### TASK PROMPT
Collect all lines from the listing that include the string "Lower".
-- Start DATA SECTION --
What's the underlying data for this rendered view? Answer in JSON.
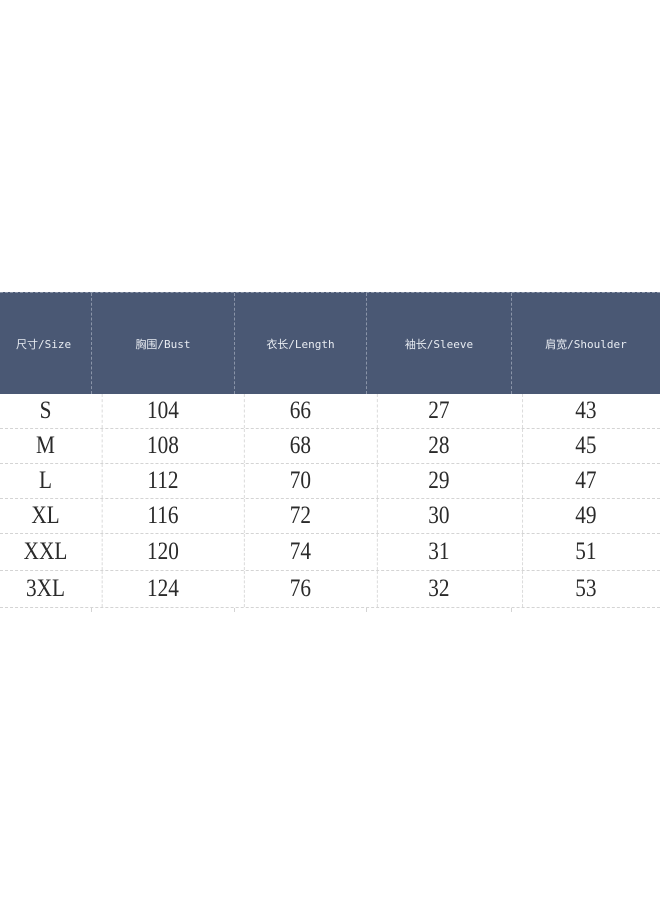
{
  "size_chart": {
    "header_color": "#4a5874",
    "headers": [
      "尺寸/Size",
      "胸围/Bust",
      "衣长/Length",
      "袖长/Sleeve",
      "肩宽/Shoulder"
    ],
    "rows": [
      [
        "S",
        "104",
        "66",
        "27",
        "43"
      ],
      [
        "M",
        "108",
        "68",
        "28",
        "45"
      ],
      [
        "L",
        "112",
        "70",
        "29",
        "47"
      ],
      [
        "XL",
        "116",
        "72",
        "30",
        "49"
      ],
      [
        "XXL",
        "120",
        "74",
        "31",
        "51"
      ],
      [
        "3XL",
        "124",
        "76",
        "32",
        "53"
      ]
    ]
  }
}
-- End DATA SECTION --
-- Start DATA SECTION --
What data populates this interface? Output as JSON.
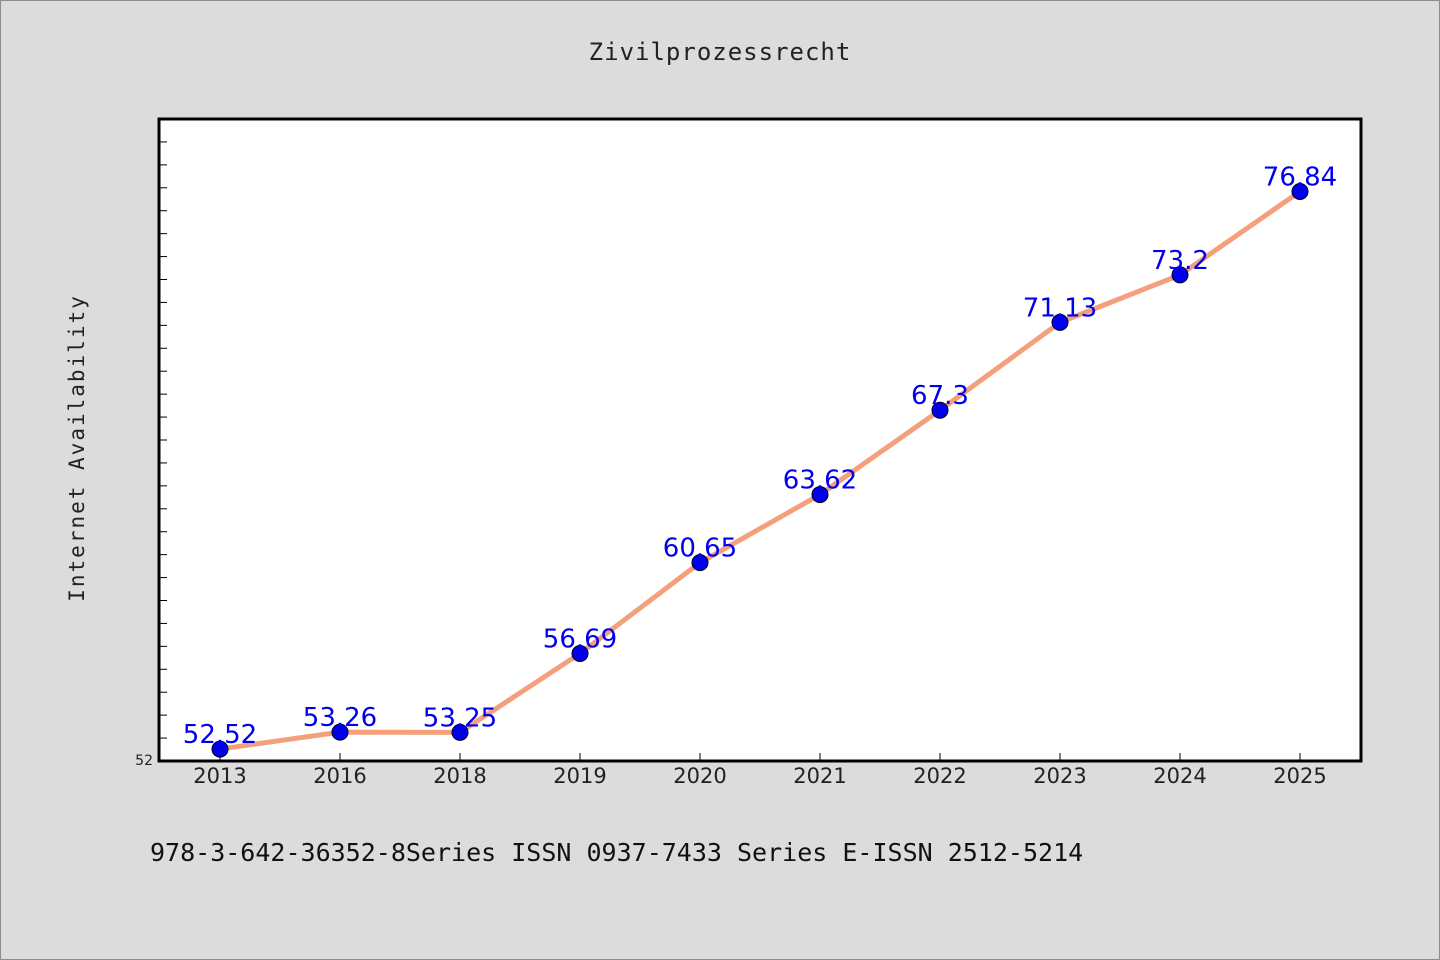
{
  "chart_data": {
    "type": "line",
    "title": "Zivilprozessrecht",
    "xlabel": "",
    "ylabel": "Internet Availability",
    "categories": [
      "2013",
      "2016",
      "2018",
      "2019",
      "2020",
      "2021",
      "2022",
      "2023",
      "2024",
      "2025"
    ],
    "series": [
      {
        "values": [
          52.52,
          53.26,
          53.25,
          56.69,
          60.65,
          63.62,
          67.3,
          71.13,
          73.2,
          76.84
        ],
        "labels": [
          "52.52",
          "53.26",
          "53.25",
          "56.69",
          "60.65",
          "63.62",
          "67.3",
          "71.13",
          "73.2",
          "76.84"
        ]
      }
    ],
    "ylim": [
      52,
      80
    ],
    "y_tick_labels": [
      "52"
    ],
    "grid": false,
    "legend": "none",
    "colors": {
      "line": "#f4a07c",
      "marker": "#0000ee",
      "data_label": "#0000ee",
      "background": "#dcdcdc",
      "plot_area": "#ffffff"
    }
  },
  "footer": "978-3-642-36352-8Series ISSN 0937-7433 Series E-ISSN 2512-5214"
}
-- End DATA SECTION --
-- Start DATA SECTION --
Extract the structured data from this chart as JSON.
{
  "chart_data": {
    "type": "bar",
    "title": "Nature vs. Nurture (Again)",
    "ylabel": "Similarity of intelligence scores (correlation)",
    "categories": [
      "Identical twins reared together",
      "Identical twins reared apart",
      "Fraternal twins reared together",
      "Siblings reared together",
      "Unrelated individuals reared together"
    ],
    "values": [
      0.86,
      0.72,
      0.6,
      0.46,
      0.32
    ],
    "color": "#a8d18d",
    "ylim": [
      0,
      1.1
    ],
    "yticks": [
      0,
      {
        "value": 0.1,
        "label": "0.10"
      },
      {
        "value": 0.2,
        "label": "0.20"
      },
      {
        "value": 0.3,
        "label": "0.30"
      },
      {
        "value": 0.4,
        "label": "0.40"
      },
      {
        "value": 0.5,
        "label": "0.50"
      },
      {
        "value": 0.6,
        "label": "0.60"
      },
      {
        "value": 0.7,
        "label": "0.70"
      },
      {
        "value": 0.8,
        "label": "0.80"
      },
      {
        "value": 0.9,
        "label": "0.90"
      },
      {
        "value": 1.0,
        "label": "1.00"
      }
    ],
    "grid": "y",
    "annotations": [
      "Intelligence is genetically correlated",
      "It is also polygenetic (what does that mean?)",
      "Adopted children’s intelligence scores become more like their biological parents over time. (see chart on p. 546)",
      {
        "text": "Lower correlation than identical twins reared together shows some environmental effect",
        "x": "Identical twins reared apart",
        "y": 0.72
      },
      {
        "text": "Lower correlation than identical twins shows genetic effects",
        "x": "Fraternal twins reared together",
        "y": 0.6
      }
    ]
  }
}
-- End DATA SECTION --
### FULL RESPONSE
        "text": "Lower correlation than identical twins reared together shows some environmental effect",
        "text": "Lower correlation than identical twins shows genetic effects",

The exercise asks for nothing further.